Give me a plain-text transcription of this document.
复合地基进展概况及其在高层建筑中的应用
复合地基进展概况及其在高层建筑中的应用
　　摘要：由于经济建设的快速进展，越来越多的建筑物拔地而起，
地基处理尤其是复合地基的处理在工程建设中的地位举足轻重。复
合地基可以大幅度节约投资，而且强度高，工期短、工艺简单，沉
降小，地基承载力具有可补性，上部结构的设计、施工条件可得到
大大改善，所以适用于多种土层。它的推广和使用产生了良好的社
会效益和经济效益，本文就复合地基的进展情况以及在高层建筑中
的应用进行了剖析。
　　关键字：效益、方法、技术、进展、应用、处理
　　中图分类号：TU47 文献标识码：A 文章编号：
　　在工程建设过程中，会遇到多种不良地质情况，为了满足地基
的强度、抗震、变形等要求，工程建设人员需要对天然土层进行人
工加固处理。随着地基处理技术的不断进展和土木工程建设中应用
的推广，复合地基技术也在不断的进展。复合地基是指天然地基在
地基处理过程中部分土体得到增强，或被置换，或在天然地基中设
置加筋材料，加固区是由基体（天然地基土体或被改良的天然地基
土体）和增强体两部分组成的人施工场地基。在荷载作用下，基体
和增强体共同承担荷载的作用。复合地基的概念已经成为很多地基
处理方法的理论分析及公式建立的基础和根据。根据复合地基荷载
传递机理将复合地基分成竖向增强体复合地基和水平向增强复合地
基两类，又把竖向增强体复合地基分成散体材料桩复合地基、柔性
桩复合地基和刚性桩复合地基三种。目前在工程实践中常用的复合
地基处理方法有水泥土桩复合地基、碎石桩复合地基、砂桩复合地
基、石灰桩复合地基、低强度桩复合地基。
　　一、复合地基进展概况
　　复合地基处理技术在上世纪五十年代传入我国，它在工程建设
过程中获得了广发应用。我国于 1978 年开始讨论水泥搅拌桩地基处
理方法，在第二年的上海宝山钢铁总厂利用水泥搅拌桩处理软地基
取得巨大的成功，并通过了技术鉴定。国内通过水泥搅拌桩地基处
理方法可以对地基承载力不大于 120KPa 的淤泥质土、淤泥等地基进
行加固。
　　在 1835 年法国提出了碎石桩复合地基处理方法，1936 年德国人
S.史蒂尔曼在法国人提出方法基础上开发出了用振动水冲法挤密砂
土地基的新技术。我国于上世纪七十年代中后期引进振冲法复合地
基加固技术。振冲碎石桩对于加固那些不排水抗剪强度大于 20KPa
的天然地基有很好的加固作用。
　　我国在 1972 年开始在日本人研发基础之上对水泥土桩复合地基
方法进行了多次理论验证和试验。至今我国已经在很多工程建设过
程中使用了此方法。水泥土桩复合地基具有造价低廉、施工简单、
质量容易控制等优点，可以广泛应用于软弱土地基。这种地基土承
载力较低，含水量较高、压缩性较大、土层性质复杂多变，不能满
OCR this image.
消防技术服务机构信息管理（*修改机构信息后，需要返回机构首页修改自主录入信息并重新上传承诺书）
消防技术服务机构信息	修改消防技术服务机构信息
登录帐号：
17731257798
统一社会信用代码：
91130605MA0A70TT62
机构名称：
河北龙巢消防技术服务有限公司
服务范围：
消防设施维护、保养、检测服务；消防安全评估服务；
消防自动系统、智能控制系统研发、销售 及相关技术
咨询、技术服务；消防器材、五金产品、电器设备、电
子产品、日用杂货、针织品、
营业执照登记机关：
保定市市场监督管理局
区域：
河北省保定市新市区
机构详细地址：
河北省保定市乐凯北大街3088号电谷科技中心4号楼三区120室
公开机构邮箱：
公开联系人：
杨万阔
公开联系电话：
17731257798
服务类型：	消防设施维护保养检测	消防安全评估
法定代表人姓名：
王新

========

*EXERCISE DETAILS*. Gather each line in the data that holds the string "this".

*REPLY*.
Give me a plain-text transcription of this document.
OCR this image.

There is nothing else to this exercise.